Entries supplied>
──────

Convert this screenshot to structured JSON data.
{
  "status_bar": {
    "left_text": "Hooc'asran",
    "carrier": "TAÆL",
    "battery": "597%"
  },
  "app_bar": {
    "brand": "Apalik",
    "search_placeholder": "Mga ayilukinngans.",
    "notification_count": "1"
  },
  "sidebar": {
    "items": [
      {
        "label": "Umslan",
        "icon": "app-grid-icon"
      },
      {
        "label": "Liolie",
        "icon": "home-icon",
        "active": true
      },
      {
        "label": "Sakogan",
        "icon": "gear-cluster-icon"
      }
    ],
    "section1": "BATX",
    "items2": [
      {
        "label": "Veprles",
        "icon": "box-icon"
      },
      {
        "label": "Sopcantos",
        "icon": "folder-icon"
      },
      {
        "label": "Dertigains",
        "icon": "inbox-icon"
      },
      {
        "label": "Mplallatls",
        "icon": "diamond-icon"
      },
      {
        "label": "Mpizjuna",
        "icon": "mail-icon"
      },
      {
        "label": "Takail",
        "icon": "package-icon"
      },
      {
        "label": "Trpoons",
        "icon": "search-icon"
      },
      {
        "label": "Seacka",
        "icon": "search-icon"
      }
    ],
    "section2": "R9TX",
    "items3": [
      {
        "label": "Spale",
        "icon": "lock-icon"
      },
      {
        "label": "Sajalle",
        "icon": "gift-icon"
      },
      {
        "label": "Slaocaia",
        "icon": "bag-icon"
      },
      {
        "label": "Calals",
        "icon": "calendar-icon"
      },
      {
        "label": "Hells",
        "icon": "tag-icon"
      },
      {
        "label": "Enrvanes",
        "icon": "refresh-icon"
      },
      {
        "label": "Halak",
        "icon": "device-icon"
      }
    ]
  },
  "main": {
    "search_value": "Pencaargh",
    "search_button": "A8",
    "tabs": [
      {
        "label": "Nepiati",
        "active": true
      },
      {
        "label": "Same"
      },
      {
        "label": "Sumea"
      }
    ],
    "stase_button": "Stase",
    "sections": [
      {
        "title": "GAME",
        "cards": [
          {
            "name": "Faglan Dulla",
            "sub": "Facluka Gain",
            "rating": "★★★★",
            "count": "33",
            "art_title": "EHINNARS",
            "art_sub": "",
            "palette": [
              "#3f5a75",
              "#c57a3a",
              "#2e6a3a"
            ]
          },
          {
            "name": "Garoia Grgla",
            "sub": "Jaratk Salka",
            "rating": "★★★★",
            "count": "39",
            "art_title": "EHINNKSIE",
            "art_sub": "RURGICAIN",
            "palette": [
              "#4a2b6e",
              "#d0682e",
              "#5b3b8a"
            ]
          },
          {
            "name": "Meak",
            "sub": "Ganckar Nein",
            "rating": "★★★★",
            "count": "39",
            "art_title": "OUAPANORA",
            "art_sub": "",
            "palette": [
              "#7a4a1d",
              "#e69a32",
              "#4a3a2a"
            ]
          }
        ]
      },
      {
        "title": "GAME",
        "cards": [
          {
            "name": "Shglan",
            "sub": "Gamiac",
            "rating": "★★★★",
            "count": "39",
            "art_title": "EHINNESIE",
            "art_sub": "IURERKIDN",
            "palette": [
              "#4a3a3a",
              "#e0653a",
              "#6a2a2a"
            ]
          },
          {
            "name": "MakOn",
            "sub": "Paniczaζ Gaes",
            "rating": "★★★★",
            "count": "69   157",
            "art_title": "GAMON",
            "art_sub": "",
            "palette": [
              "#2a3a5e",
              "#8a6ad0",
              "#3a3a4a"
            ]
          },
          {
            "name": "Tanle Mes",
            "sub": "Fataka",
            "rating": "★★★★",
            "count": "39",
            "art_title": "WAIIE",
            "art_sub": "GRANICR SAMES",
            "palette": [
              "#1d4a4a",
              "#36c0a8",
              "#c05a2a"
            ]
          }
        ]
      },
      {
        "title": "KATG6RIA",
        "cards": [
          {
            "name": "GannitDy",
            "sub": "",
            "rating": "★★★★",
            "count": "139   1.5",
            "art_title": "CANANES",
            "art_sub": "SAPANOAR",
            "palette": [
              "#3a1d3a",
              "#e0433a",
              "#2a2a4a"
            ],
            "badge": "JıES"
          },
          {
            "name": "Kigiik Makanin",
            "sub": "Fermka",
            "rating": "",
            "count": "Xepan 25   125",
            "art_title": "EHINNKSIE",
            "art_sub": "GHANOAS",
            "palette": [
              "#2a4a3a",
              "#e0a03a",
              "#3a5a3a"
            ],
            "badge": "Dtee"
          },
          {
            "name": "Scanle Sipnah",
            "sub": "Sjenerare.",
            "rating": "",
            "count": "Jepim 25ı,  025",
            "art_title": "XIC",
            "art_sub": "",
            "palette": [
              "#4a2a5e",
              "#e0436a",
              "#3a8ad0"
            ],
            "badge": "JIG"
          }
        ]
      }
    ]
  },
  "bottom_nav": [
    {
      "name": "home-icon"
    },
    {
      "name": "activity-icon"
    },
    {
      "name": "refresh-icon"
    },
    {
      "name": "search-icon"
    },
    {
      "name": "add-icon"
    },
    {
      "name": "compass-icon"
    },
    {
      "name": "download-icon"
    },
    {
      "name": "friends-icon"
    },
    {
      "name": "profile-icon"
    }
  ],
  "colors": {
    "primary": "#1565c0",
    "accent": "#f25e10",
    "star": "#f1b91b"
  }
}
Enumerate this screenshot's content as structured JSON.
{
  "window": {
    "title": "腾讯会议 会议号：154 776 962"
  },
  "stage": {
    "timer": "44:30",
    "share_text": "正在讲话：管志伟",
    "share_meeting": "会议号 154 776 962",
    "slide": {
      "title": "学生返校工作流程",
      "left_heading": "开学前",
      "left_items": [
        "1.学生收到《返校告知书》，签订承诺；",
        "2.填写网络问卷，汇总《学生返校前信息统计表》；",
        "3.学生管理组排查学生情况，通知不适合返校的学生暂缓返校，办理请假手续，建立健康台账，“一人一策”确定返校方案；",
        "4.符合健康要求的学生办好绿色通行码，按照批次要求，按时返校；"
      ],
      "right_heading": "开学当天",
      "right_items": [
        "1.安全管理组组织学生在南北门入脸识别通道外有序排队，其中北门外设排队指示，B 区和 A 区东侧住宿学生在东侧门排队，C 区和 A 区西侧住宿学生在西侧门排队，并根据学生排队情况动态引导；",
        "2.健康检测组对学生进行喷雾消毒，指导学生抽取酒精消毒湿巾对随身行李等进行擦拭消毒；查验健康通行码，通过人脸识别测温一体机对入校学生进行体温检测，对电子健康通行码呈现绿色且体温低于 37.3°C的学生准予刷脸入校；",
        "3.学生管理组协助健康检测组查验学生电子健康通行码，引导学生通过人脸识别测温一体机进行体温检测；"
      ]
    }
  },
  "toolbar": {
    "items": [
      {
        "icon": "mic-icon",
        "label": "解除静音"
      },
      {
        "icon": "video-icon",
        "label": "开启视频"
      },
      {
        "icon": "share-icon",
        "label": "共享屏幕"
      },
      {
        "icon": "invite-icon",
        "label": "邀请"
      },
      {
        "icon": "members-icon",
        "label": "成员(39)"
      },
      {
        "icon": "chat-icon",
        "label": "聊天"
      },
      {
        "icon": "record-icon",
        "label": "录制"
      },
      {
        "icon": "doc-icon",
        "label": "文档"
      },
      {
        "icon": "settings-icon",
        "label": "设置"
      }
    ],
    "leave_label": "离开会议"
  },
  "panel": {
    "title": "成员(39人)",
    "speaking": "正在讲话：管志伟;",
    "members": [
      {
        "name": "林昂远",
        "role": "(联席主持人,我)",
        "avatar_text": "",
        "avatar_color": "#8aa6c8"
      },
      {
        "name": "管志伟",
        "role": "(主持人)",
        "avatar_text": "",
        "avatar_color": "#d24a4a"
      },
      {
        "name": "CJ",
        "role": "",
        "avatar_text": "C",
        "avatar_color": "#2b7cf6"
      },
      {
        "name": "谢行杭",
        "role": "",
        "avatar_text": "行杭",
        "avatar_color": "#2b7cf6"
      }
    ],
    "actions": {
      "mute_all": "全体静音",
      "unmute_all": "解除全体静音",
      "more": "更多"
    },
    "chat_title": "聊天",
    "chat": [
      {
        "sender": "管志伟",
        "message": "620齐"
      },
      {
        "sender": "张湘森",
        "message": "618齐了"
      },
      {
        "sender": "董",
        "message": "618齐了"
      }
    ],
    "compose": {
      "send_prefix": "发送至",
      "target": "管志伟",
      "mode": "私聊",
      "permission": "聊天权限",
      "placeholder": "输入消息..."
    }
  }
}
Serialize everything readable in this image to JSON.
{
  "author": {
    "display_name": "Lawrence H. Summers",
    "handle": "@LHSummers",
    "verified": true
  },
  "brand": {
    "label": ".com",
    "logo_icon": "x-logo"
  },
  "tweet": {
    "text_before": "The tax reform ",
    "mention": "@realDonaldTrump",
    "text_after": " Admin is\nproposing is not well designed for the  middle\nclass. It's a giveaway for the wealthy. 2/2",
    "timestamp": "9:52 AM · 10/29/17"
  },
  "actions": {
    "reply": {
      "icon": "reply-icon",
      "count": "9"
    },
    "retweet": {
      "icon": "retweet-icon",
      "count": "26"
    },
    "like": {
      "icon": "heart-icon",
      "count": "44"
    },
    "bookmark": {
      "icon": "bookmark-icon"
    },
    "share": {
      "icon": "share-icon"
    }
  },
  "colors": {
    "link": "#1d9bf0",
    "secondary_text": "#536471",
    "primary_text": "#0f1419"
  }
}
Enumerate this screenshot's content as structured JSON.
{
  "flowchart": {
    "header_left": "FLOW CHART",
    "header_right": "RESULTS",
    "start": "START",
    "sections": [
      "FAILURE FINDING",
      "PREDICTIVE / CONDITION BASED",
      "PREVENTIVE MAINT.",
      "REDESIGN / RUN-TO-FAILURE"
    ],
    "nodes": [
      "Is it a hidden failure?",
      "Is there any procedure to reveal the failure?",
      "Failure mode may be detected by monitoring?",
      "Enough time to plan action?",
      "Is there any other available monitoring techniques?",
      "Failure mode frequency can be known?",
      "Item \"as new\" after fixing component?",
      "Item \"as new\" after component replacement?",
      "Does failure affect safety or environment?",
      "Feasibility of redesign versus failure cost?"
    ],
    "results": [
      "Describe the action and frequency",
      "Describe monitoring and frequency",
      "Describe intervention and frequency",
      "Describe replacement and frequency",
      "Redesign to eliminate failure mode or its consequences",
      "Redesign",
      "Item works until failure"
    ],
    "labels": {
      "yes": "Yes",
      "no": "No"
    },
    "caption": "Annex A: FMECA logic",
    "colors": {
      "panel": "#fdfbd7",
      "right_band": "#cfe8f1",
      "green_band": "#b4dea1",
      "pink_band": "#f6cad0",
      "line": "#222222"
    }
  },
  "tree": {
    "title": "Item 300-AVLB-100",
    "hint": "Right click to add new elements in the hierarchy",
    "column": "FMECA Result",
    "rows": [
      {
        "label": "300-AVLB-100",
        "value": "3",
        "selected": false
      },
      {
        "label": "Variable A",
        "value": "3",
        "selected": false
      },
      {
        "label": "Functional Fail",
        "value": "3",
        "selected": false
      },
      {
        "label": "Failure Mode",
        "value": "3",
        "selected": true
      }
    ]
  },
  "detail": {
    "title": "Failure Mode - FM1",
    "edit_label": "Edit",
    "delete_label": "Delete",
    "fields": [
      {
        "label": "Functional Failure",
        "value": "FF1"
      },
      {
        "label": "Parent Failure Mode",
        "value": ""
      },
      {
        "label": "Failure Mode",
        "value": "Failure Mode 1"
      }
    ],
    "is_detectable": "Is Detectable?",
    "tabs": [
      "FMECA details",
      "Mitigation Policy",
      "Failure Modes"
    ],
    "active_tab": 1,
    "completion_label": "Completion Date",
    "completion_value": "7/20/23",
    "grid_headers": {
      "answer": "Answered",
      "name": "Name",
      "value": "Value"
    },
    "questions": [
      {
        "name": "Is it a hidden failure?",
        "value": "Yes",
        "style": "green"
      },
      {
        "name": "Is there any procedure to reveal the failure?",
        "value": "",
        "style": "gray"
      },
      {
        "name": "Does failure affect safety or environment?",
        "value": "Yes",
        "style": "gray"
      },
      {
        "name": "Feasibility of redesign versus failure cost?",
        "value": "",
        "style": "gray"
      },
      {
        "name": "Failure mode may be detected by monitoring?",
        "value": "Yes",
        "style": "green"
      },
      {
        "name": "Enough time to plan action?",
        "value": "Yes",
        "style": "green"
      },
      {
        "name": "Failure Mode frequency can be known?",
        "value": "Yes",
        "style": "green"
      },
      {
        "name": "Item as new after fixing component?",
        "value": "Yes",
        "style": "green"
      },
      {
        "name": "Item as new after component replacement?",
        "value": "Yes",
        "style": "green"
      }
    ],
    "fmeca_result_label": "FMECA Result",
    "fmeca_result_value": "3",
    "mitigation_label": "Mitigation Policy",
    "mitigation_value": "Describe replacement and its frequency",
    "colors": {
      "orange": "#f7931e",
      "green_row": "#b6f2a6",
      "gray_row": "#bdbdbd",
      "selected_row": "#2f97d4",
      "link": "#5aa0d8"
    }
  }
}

──────

Instructions for the task> Return only those lines of the records that contain the string "detected".

Response for this exercise>
      "Failure mode may be detected by monitoring?",
        "name": "Failure mode may be detected by monitoring?",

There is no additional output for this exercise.